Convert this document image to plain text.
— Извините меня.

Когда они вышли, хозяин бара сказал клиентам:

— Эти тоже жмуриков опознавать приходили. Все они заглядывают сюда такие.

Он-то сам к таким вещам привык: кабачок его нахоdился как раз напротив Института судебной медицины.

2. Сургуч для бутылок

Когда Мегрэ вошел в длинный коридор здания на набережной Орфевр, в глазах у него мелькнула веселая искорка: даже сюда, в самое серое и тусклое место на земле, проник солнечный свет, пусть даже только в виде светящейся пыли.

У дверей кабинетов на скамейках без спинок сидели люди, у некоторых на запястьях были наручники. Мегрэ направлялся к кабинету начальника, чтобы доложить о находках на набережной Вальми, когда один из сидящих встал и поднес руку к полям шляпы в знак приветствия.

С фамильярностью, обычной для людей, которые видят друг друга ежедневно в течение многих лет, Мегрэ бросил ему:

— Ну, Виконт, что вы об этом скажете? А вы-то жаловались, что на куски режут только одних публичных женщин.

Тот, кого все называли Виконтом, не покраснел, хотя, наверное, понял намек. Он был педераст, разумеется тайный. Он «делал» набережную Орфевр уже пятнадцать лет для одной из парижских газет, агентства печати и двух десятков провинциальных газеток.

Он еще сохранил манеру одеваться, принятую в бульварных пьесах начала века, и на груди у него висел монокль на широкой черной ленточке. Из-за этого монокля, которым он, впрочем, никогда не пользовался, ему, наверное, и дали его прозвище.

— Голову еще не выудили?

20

━━━━━━━━━━━━━━━━

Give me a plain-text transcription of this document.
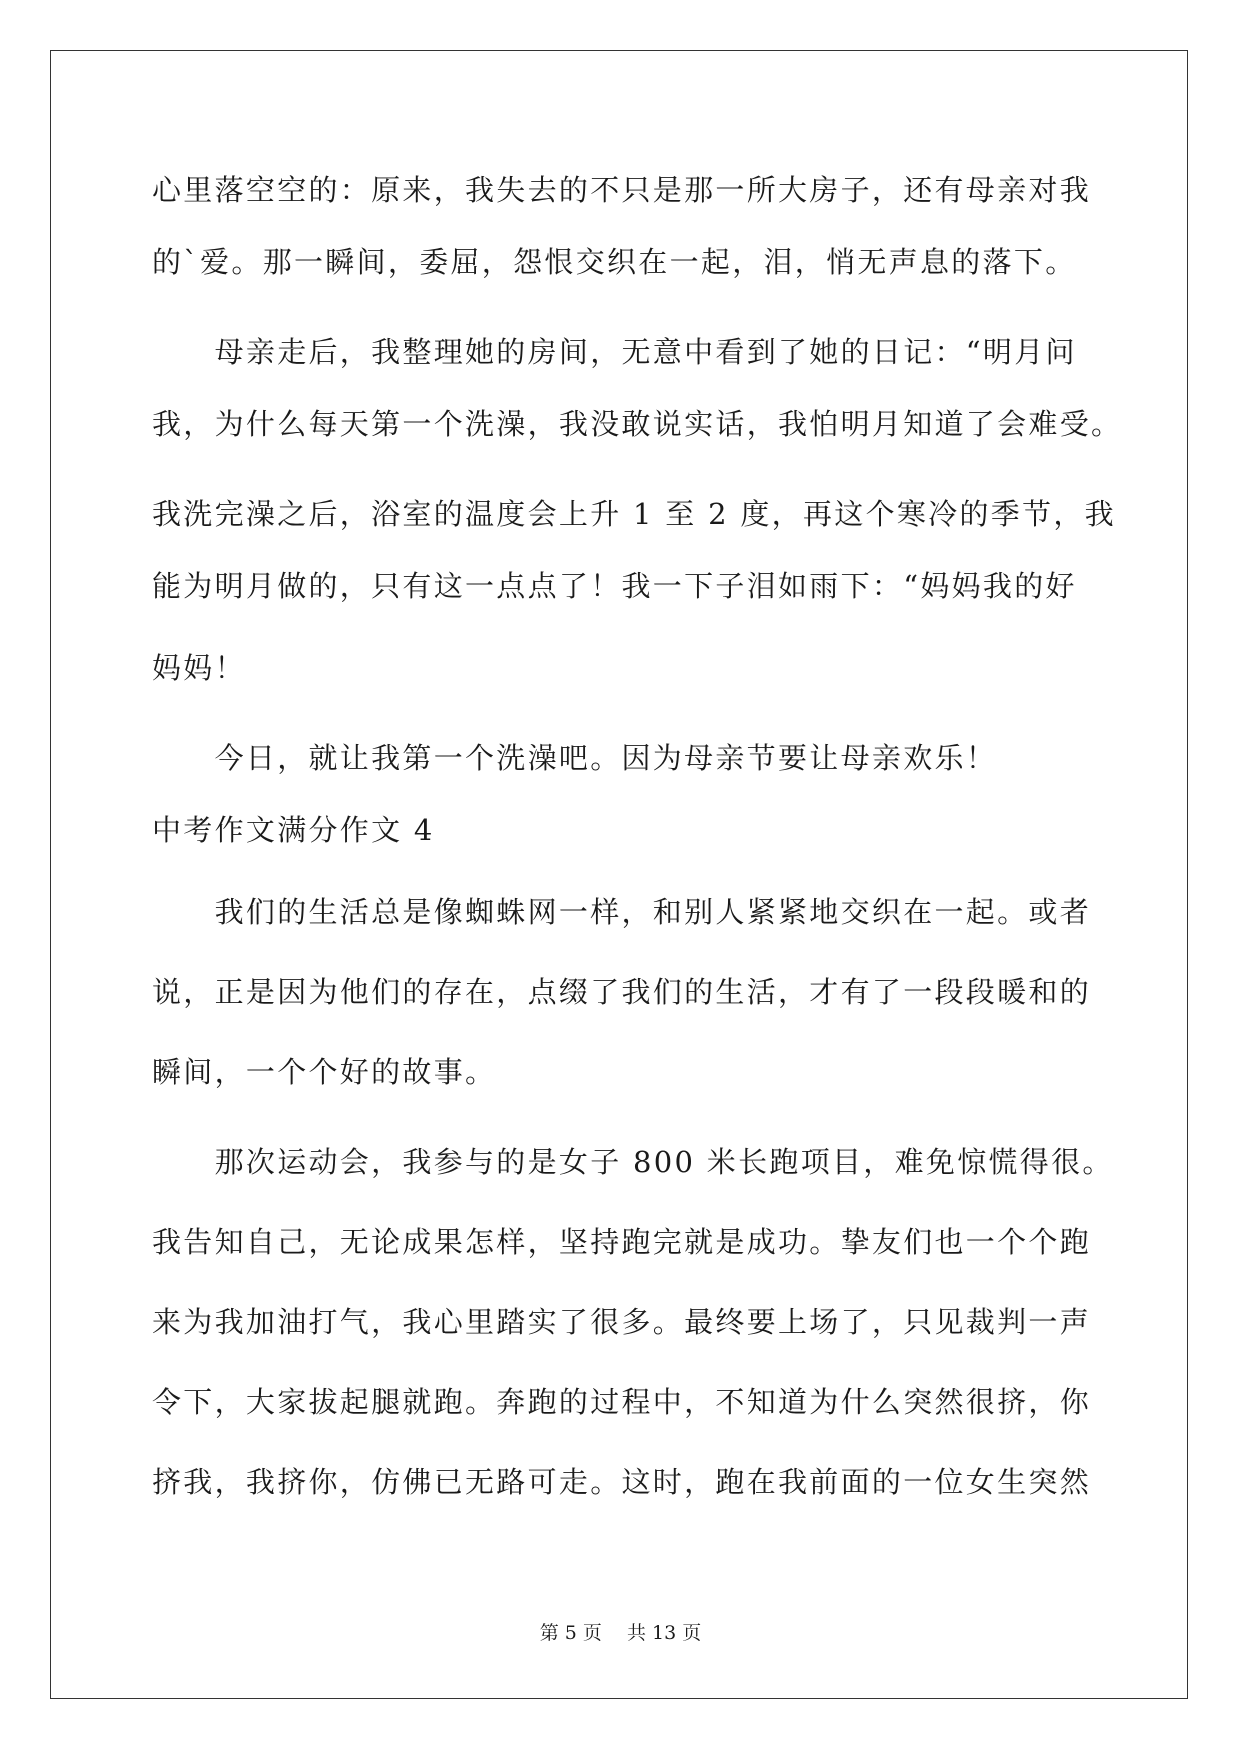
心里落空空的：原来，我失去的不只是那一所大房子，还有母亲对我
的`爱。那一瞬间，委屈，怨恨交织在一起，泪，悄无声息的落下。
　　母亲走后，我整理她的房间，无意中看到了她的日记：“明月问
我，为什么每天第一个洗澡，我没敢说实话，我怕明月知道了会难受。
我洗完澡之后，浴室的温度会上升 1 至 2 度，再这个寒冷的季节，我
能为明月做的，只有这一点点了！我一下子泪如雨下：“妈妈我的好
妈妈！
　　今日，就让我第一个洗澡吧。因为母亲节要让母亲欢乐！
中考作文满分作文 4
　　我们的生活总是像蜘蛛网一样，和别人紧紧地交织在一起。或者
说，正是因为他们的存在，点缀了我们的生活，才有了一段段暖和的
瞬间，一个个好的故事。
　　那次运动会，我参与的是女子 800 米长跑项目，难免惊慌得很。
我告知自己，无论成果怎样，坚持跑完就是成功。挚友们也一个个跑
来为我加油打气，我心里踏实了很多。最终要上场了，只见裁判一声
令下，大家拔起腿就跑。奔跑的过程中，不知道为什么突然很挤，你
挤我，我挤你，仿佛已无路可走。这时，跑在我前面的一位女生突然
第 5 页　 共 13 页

━━━━━━━━━━━━━━━━

*GIVEN EXERCISE*:
Gather up every line in the data above that contains the word "this", copying each one.

*RESULT OF THE TASK*:
Convert this document image to plain text.
Give me a plain-text transcription of this document.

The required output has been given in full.